▸ WHAT YOU WILL DO
Count how many lines below include the string "JSON", and give that number without anything else.

▸ DATA TO USE
----------

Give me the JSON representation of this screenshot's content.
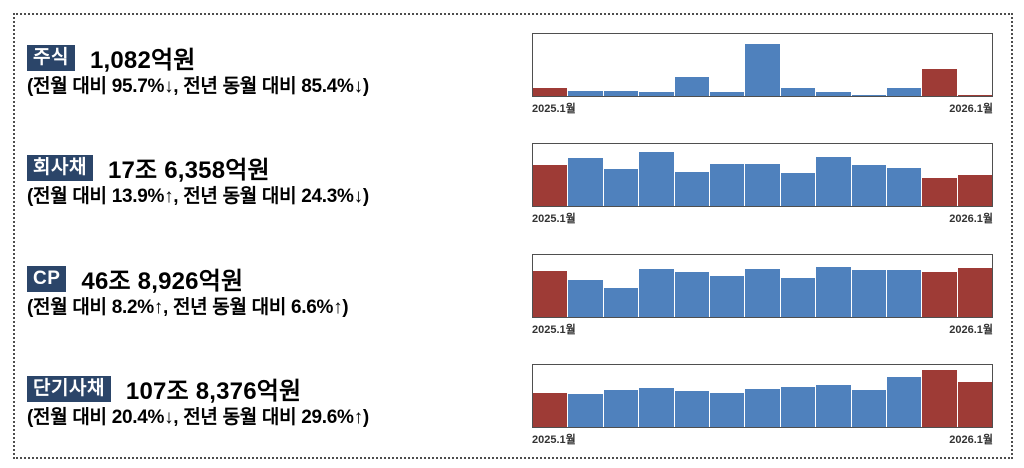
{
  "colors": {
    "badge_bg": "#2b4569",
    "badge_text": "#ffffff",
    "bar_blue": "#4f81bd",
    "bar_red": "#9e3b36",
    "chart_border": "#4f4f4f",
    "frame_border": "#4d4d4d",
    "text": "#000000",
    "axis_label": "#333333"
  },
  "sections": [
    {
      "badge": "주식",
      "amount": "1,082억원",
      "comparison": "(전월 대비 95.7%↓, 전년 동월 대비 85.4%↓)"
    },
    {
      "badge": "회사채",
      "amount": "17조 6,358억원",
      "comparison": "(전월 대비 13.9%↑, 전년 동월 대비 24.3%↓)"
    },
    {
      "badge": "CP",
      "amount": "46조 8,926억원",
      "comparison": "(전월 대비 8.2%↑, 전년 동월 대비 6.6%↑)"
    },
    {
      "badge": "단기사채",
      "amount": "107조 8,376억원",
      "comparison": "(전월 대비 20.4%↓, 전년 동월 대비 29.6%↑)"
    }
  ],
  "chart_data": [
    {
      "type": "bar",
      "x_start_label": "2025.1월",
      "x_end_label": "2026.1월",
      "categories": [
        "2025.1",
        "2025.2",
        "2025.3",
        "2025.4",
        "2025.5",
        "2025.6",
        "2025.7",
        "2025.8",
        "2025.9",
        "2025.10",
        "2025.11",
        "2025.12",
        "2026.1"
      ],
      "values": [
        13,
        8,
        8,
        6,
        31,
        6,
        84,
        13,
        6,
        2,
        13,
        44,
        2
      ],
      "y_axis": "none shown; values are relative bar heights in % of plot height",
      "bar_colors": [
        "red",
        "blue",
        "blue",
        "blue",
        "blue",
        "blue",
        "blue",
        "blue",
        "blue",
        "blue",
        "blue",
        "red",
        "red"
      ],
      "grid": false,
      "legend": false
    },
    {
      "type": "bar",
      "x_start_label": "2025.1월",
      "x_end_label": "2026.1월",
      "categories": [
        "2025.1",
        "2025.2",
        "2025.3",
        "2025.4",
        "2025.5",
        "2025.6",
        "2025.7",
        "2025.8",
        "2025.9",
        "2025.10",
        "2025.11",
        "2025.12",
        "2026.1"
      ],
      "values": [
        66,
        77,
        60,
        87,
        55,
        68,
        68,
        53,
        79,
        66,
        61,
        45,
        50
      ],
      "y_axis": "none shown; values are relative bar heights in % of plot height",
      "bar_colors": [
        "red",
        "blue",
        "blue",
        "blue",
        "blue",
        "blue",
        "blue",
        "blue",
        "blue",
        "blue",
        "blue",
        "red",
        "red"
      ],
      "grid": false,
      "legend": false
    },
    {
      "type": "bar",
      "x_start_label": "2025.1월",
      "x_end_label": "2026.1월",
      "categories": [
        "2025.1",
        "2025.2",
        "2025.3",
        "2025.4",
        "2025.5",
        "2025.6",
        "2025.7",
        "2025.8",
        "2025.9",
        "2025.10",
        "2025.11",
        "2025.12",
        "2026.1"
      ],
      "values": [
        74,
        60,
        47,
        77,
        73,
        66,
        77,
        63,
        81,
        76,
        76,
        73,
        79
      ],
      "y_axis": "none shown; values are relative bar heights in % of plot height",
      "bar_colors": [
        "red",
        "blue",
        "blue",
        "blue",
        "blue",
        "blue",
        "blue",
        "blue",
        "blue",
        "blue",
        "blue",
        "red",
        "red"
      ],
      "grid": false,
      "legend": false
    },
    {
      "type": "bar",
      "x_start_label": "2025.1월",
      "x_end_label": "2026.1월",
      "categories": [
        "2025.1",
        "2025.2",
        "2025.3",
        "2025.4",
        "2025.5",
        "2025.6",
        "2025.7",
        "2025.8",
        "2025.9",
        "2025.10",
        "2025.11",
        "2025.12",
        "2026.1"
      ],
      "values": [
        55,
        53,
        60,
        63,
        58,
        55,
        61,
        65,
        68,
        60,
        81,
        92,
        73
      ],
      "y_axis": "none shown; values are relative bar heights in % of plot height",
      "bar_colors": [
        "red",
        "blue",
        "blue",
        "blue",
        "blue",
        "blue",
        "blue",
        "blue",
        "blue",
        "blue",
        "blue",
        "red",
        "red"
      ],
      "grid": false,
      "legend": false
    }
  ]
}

----------

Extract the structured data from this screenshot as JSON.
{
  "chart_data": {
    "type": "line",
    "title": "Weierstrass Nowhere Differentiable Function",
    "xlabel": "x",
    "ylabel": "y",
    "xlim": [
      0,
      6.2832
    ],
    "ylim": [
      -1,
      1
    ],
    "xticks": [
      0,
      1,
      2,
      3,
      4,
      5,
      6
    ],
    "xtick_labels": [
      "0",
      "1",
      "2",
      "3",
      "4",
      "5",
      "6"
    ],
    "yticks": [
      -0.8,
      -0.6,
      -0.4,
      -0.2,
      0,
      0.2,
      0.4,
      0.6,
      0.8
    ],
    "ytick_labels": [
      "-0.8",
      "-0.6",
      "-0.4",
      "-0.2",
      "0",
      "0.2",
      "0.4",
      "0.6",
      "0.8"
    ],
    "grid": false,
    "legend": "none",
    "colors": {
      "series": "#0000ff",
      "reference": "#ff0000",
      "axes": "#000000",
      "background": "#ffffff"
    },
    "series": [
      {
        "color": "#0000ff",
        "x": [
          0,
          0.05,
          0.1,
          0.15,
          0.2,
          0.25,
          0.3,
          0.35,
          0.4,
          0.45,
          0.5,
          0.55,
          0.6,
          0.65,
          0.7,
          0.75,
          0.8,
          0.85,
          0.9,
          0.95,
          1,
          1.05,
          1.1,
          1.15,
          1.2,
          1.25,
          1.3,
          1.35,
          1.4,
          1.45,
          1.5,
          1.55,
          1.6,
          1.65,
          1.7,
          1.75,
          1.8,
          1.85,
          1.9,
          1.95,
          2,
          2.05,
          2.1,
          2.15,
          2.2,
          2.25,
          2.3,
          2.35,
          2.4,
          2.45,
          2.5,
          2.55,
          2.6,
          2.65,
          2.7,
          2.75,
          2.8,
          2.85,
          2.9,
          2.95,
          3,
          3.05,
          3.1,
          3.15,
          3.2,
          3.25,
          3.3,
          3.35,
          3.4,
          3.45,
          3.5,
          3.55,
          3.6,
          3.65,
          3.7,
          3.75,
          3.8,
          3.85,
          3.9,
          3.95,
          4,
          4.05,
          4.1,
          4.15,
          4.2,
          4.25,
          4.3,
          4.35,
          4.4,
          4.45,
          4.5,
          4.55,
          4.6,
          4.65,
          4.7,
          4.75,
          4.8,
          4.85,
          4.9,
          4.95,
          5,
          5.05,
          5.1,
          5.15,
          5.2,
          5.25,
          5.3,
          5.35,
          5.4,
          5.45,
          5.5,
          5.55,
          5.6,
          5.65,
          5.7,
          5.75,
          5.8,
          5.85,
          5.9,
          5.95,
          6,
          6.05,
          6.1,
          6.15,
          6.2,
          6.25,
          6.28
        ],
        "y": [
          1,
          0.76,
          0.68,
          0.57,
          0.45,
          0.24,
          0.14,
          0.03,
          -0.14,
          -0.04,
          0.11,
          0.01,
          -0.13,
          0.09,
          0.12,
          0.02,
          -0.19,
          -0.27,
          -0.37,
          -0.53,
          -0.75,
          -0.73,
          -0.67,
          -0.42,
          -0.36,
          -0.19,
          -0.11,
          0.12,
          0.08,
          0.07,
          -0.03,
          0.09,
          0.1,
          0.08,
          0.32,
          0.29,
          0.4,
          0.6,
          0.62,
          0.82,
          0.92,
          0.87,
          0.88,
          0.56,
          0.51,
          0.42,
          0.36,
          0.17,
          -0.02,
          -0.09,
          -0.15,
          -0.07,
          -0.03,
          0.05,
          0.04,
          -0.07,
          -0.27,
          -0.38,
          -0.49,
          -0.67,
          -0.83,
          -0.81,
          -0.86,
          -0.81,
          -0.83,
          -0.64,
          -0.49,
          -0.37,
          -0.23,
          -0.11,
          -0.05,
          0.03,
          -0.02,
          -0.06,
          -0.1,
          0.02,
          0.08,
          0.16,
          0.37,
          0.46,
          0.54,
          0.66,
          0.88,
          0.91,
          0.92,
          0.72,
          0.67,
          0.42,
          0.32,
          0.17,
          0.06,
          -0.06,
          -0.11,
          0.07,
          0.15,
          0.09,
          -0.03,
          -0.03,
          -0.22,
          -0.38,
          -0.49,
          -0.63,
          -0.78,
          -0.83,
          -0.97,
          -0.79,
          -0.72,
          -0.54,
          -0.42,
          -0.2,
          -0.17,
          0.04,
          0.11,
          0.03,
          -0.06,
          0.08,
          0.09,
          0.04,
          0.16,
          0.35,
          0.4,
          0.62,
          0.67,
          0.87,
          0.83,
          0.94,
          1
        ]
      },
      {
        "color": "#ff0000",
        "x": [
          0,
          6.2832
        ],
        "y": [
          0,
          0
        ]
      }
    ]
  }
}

----------

▸ EXERCISE RESPONSE
2